Exercise instructions: Exclude the pictures and reproduce the remaining data exactly as written.

Input material:
------------

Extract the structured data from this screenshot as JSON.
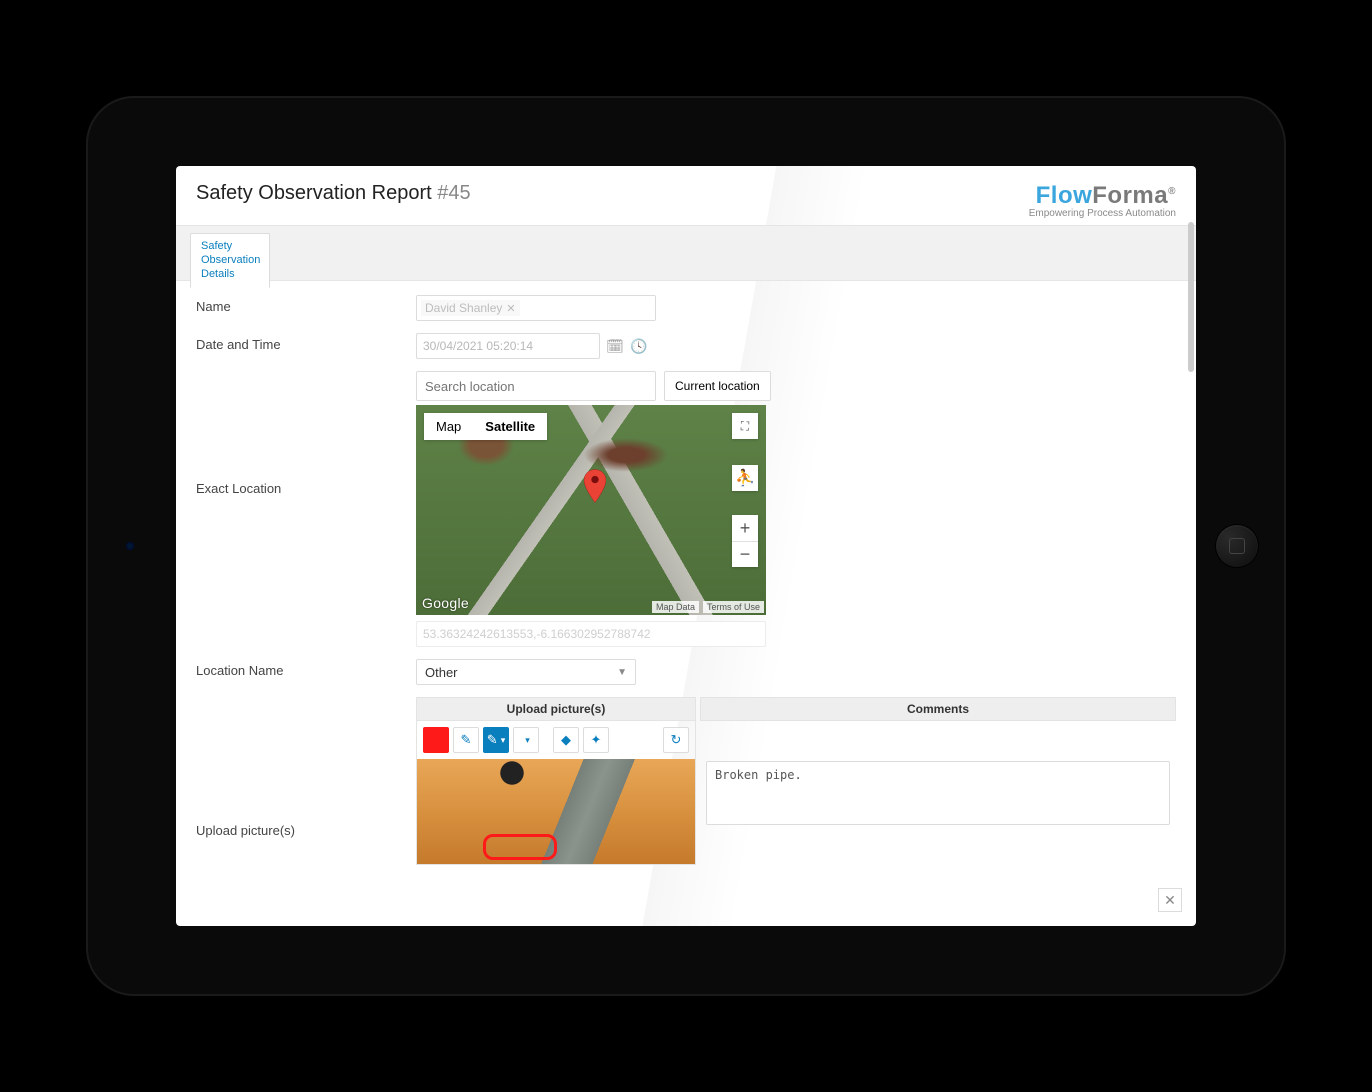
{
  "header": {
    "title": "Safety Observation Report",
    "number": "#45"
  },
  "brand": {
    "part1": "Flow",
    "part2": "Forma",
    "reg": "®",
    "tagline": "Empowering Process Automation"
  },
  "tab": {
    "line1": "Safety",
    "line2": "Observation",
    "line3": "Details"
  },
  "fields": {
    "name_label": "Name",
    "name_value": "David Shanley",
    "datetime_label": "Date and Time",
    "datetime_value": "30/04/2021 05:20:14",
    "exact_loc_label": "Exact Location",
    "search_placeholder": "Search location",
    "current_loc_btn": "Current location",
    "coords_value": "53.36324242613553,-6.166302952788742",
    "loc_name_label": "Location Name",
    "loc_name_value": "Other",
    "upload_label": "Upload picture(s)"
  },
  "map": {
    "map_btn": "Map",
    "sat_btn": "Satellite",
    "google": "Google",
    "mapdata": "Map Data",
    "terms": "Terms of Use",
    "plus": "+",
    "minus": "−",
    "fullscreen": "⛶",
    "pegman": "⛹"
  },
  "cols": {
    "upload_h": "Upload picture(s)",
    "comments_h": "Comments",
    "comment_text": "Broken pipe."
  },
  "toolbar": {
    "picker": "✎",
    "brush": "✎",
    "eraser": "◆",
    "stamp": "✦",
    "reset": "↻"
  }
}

------------

Finished exercise:
Extract the structured data from this screenshot as JSON.
{
  "header": {
    "title": "Safety Observation Report",
    "number": "#45"
  },
  "brand": {
    "part1": "Flow",
    "part2": "Forma",
    "reg": "®",
    "tagline": "Empowering Process Automation"
  },
  "tab": {
    "line1": "Safety",
    "line2": "Observation",
    "line3": "Details"
  },
  "fields": {
    "name_label": "Name",
    "name_value": "David Shanley",
    "datetime_label": "Date and Time",
    "datetime_value": "30/04/2021 05:20:14",
    "exact_loc_label": "Exact Location",
    "search_placeholder": "Search location",
    "current_loc_btn": "Current location",
    "coords_value": "53.36324242613553,-6.166302952788742",
    "loc_name_label": "Location Name",
    "loc_name_value": "Other",
    "upload_label": "Upload picture(s)"
  },
  "map": {
    "map_btn": "Map",
    "sat_btn": "Satellite",
    "google": "Google",
    "mapdata": "Map Data",
    "terms": "Terms of Use",
    "plus": "+",
    "minus": "−",
    "fullscreen": "⛶",
    "pegman": "⛹"
  },
  "cols": {
    "upload_h": "Upload picture(s)",
    "comments_h": "Comments",
    "comment_text": "Broken pipe."
  },
  "toolbar": {
    "picker": "✎",
    "brush": "✎",
    "eraser": "◆",
    "stamp": "✦",
    "reset": "↻"
  }
}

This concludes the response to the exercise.